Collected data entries

____________________

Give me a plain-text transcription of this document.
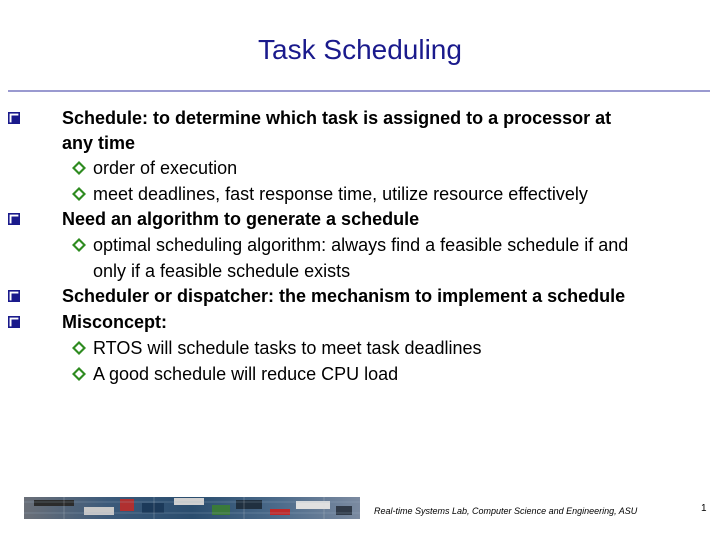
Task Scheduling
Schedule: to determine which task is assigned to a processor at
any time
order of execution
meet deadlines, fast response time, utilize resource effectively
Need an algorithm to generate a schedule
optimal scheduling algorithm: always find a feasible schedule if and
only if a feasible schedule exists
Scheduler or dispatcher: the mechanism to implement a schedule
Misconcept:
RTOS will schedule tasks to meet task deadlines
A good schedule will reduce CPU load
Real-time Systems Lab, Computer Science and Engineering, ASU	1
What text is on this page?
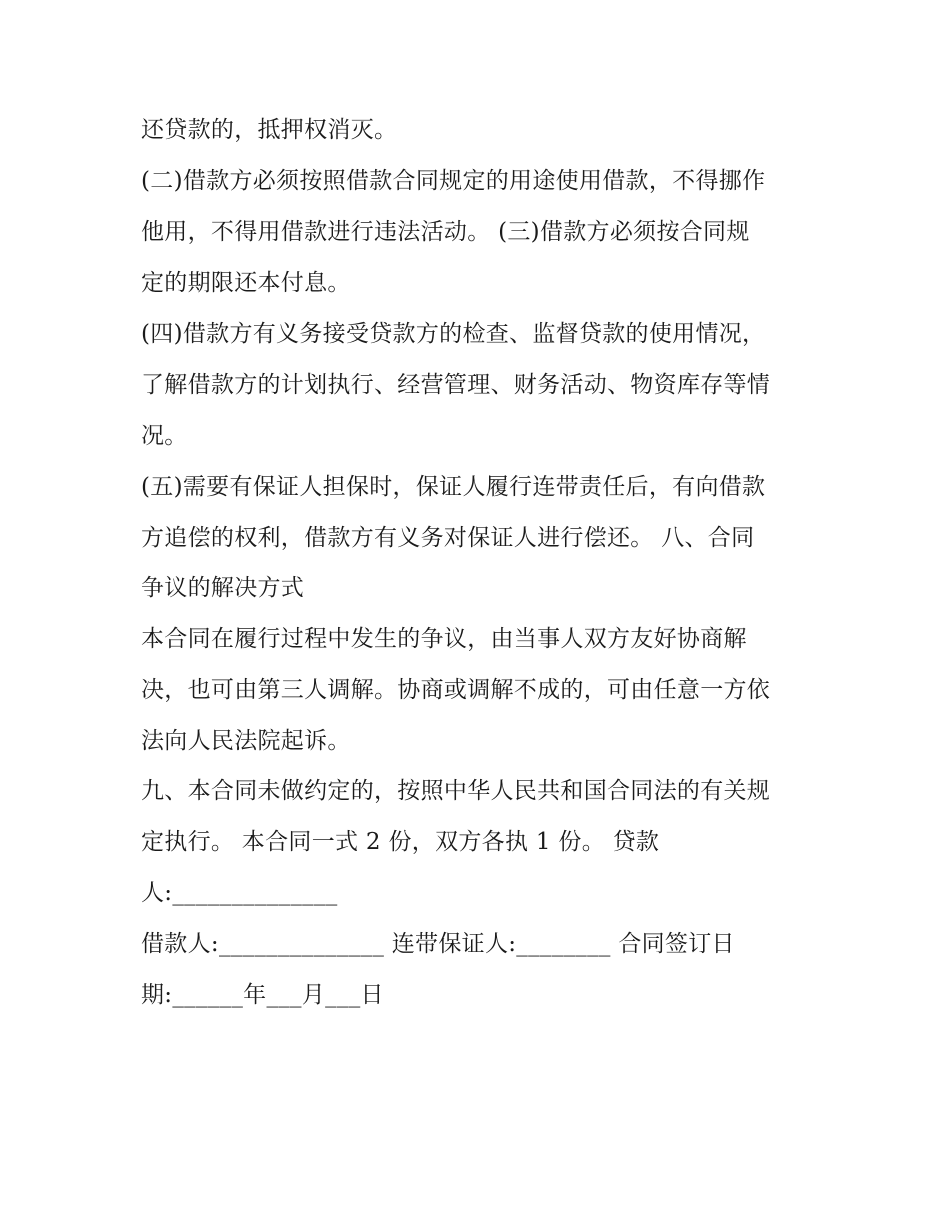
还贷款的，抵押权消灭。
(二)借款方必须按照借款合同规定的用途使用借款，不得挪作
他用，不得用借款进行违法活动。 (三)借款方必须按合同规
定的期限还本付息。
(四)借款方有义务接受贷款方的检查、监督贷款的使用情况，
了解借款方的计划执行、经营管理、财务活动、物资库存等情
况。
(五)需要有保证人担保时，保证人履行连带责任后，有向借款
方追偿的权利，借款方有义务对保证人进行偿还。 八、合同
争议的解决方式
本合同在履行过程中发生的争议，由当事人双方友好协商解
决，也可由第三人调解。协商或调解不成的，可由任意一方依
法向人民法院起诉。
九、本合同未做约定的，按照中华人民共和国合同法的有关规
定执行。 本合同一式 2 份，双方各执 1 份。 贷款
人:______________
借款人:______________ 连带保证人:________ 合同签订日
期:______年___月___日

____________________

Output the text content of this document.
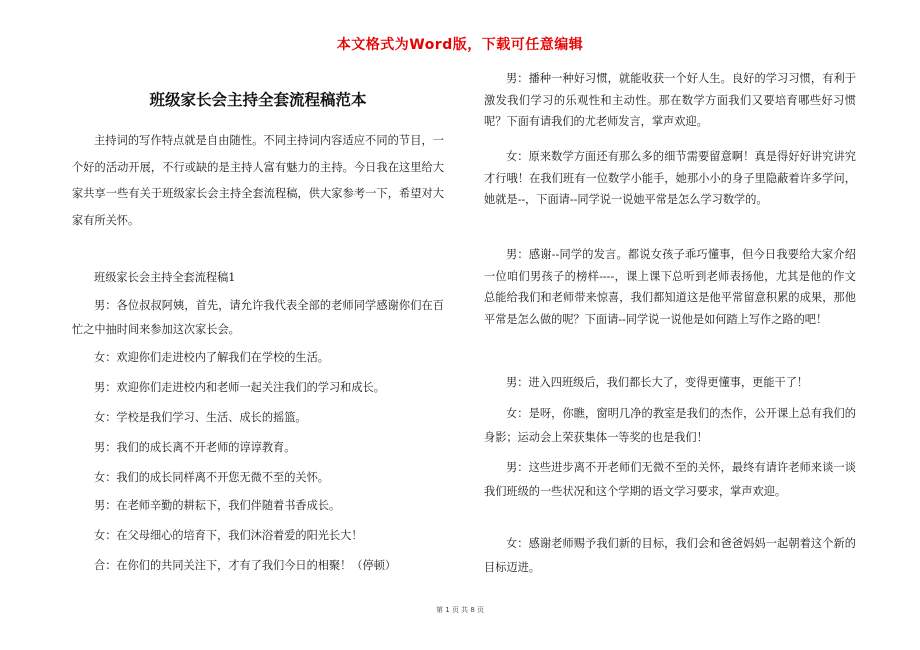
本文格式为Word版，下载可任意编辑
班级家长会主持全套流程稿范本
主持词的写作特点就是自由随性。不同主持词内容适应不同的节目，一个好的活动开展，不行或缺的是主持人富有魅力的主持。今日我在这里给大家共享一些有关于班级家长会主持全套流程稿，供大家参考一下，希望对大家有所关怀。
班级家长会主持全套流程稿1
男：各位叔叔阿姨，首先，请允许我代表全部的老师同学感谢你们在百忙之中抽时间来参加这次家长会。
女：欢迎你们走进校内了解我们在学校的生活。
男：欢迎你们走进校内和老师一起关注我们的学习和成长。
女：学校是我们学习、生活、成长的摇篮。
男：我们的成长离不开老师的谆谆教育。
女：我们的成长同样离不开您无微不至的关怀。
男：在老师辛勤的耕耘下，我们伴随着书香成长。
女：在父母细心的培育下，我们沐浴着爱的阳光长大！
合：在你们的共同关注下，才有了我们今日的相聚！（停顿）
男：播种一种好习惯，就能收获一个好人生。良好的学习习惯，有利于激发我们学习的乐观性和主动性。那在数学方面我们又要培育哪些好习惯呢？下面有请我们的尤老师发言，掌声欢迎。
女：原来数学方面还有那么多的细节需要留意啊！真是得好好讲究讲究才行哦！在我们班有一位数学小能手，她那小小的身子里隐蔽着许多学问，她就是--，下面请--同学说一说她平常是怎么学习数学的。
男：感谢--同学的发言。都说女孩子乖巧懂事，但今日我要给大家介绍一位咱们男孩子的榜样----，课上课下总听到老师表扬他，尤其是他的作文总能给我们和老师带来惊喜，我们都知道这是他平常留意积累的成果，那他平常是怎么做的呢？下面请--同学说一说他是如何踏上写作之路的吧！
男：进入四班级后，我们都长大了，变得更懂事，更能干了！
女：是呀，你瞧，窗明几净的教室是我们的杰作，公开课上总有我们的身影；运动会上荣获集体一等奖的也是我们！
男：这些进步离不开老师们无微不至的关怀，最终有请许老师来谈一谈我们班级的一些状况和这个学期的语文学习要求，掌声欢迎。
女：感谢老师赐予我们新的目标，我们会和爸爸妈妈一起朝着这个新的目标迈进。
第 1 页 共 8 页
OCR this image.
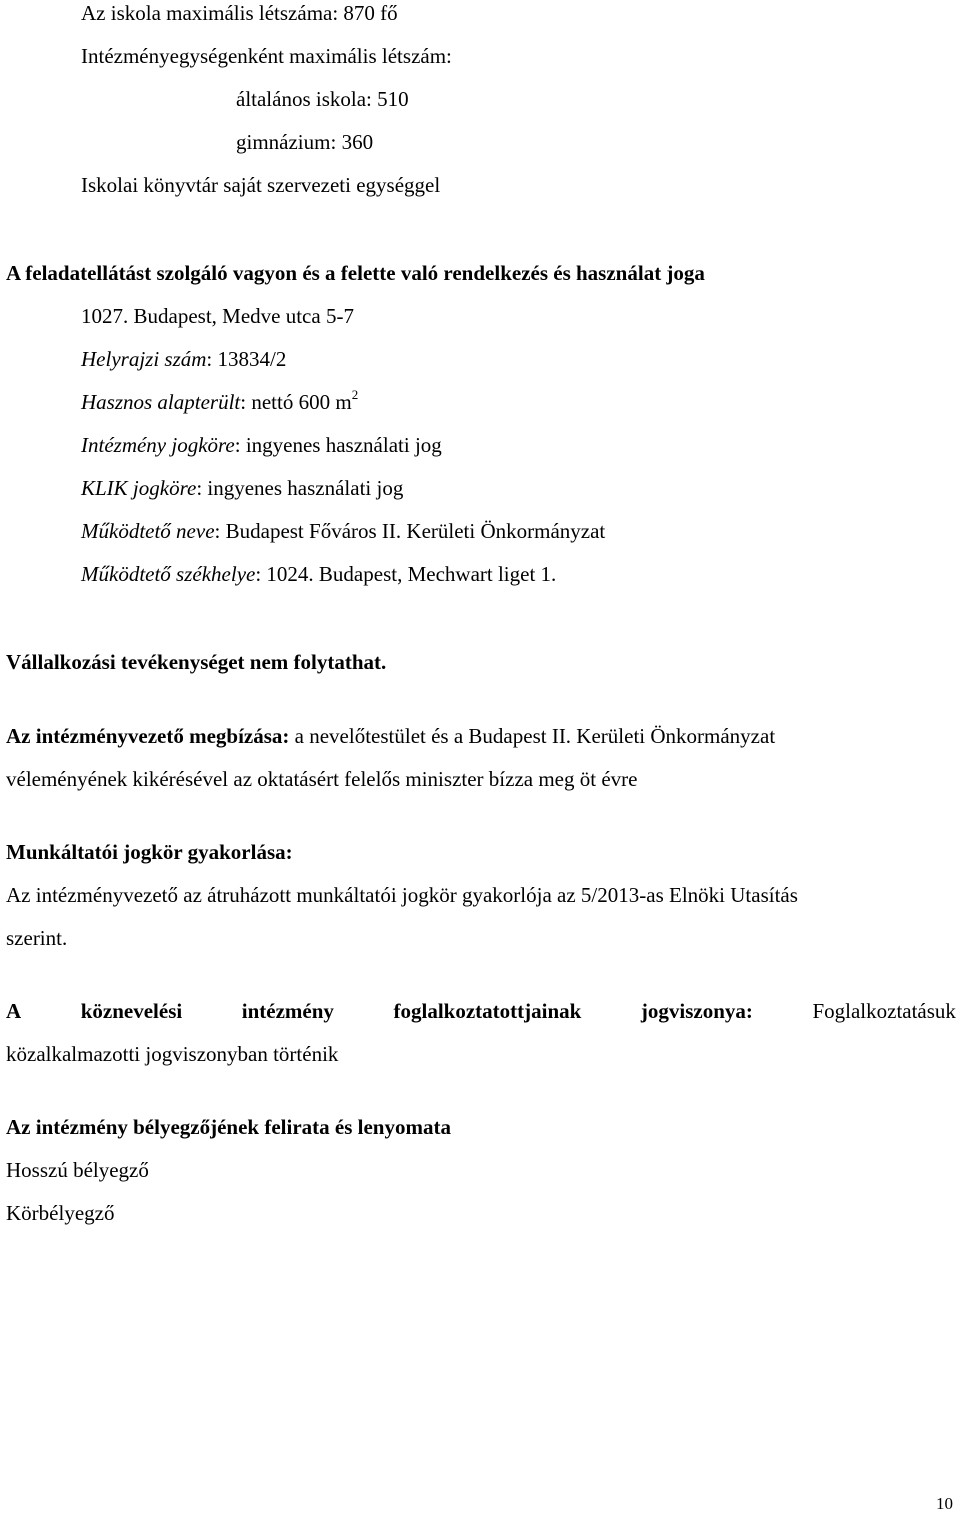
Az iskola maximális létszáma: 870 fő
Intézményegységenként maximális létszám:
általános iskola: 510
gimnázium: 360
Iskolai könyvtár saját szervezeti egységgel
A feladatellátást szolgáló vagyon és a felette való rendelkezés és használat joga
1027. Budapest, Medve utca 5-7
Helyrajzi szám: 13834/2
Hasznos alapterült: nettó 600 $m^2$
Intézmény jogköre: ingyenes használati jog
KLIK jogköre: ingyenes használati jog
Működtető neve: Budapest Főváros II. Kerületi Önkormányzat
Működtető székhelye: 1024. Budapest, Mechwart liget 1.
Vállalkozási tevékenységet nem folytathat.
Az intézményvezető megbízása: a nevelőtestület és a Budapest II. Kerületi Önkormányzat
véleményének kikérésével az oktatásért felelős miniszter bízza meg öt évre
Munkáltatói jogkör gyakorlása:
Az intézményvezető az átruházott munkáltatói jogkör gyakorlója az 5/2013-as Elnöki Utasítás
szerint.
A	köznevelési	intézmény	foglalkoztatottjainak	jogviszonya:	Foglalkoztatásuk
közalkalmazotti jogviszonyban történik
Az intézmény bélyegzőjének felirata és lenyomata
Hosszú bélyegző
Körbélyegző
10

____________________

» What you will do: Review the material and copy each line in which the word "algorithm" appears.

» Result of this exercise:
Need an algorithm to generate a schedule
optimal scheduling algorithm: always find a feasible schedule if and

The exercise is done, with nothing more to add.